Required work: From the entries below, copy every line where the string "chevron" appears.

Rows:
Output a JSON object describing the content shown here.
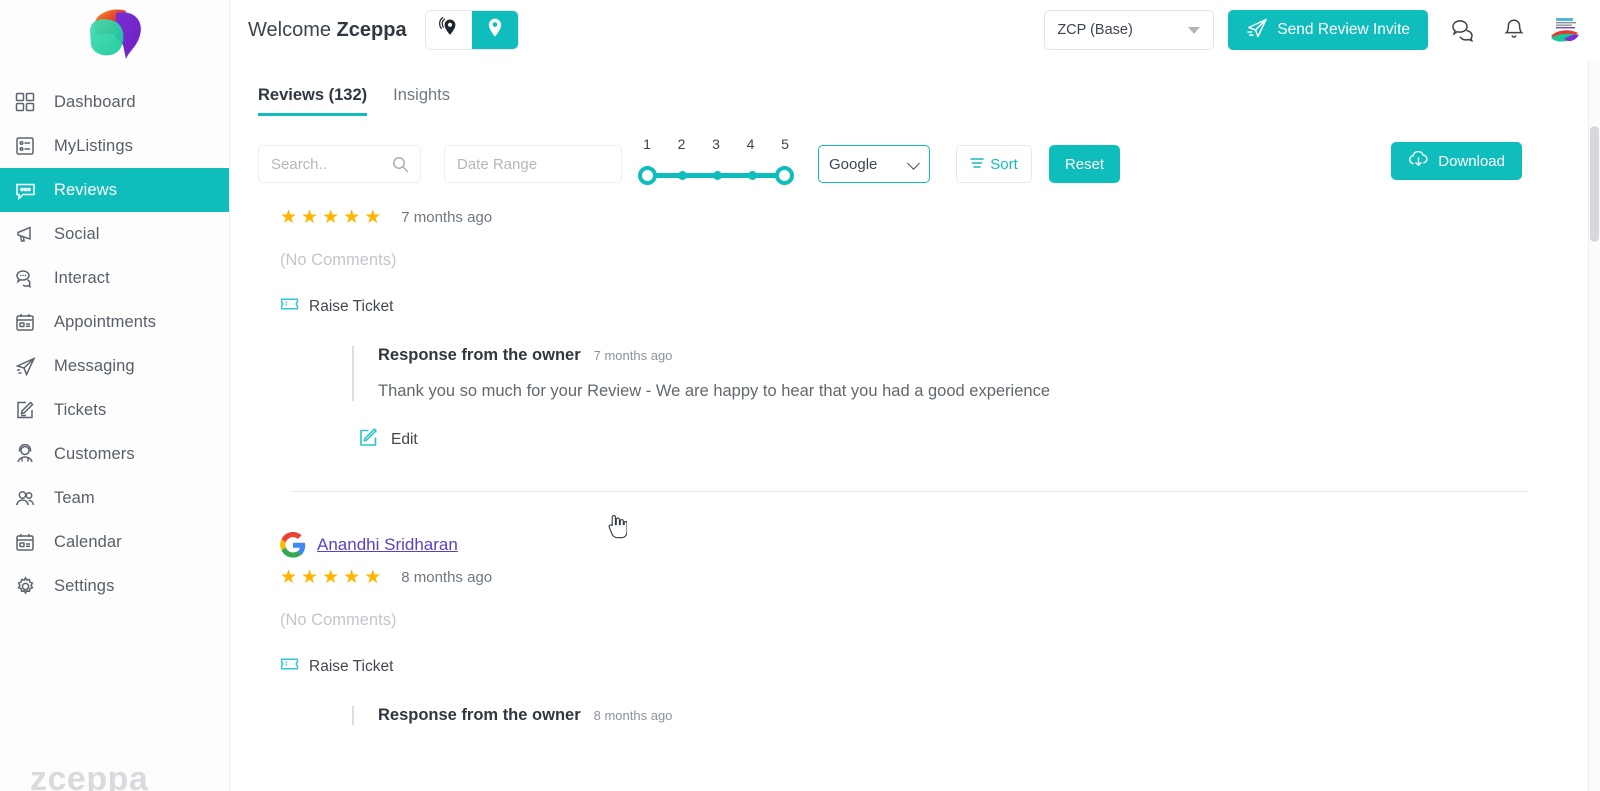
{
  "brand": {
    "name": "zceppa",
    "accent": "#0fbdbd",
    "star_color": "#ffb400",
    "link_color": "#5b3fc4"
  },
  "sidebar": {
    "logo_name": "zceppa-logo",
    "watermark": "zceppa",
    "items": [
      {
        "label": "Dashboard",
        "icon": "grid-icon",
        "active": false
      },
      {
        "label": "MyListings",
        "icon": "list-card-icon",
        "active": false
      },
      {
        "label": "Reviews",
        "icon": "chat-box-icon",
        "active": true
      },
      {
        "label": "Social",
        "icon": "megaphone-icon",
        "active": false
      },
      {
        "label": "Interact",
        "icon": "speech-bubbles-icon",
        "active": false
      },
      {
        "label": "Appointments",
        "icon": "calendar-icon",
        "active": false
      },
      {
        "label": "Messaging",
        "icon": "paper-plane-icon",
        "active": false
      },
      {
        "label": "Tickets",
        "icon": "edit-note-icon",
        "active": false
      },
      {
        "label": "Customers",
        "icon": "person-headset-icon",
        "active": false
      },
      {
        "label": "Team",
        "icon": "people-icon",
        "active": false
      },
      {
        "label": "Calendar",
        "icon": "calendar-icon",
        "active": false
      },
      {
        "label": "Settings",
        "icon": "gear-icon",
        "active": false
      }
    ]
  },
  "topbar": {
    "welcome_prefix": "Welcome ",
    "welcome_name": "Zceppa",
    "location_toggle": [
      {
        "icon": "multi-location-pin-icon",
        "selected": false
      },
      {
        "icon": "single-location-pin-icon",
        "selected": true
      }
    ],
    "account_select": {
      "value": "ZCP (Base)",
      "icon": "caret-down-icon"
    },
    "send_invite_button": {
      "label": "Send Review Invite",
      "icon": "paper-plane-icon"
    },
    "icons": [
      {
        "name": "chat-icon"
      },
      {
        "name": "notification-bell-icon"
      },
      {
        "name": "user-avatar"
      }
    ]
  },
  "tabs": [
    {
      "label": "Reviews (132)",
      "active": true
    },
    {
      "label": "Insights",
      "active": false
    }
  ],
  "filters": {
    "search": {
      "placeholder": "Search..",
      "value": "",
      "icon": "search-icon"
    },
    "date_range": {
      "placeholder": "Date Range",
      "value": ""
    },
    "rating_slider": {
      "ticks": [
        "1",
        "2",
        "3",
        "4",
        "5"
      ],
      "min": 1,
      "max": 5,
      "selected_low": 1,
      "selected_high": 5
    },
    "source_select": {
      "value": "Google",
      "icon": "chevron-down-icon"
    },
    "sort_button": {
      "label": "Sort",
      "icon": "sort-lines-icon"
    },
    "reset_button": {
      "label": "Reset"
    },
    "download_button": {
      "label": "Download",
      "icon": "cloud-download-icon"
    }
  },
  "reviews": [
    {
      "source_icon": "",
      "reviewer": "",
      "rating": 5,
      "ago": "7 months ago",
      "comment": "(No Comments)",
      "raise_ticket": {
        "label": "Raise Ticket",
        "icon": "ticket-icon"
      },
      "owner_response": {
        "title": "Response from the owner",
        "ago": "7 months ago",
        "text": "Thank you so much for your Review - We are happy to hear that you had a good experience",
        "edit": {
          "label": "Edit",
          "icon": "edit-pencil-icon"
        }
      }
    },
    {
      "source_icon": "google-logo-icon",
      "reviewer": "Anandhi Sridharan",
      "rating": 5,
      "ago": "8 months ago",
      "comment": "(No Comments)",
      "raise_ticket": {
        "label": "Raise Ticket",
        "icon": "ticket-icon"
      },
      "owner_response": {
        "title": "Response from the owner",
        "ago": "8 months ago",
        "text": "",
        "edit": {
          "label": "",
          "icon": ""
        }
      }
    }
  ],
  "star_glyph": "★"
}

* * *

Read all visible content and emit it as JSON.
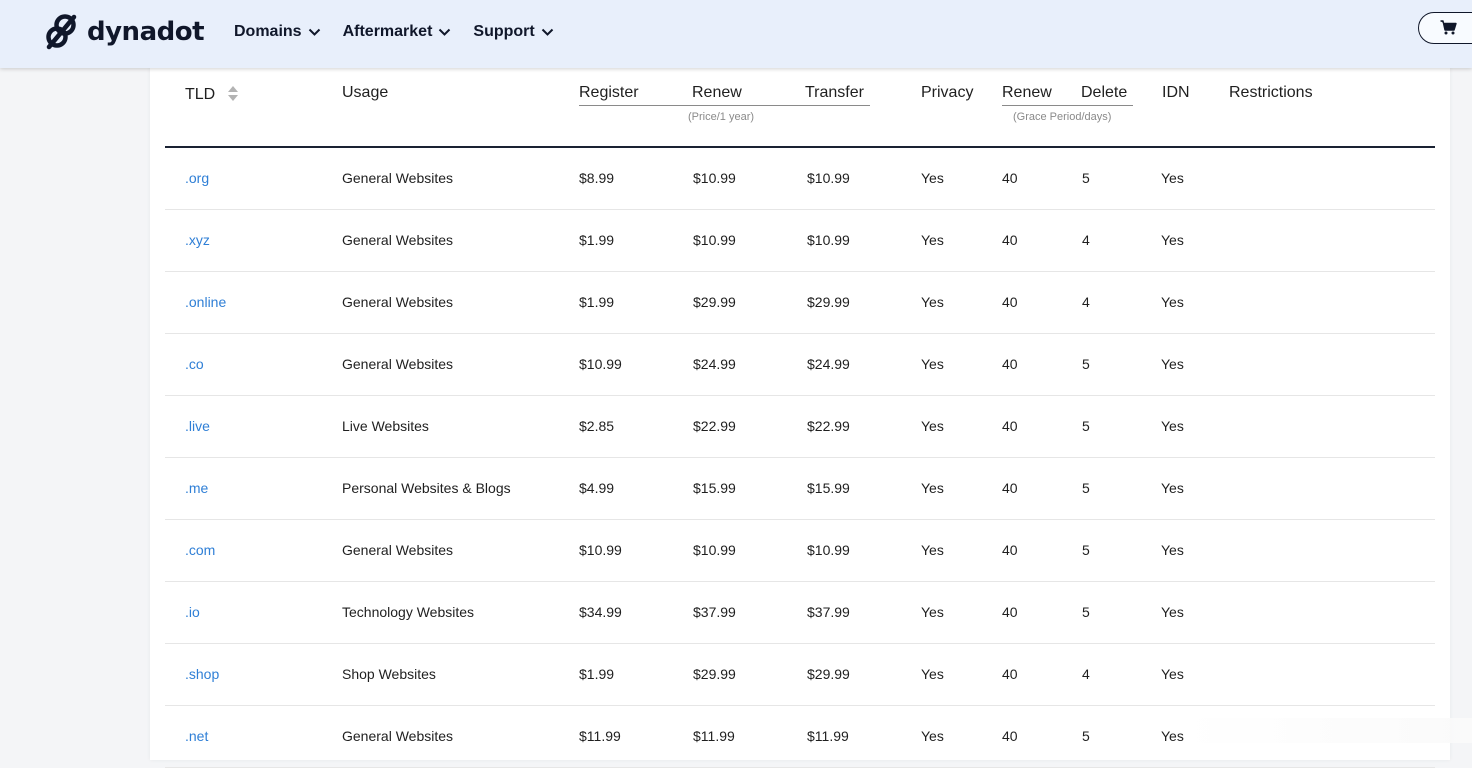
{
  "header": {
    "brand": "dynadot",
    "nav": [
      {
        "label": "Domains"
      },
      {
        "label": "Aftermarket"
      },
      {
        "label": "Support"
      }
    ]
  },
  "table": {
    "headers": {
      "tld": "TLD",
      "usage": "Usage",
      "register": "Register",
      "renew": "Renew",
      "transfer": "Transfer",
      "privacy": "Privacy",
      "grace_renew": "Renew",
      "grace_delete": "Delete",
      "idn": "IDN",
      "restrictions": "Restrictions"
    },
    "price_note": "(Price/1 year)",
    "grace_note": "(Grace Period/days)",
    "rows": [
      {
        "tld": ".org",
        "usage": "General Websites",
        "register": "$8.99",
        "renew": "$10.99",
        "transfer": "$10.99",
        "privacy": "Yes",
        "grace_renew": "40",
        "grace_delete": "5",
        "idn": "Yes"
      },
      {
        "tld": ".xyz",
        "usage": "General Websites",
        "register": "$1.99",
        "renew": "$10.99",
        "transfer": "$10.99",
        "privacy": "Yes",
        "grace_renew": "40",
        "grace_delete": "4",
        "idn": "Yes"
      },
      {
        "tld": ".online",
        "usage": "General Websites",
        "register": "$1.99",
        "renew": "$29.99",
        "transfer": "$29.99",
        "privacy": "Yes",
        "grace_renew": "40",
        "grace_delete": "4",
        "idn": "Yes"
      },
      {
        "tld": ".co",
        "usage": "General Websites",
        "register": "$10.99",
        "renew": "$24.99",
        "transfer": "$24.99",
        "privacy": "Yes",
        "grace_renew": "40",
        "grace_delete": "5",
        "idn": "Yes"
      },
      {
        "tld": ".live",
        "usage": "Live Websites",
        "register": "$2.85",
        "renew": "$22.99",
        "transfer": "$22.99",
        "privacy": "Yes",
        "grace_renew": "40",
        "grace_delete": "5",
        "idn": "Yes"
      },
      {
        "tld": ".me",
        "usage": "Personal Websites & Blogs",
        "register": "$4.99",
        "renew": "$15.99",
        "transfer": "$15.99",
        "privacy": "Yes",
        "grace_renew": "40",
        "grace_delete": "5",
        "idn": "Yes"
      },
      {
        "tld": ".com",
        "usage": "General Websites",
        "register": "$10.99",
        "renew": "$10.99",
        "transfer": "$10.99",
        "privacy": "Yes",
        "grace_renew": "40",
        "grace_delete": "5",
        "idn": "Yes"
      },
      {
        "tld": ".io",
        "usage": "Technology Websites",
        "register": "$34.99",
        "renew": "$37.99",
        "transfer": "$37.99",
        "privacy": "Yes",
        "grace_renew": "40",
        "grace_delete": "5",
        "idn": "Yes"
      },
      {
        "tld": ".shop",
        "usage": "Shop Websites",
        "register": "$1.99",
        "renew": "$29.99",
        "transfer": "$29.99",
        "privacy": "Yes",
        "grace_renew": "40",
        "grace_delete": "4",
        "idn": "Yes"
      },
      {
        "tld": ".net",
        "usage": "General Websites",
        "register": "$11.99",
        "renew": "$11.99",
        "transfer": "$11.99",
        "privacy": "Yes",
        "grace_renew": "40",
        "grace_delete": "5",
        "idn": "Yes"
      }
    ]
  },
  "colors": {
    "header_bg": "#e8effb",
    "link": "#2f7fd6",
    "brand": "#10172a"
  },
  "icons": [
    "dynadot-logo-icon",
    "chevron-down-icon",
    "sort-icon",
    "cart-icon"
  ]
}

Correct output:
      "icon": "chevron-down-icon"
    "chevron-down-icon",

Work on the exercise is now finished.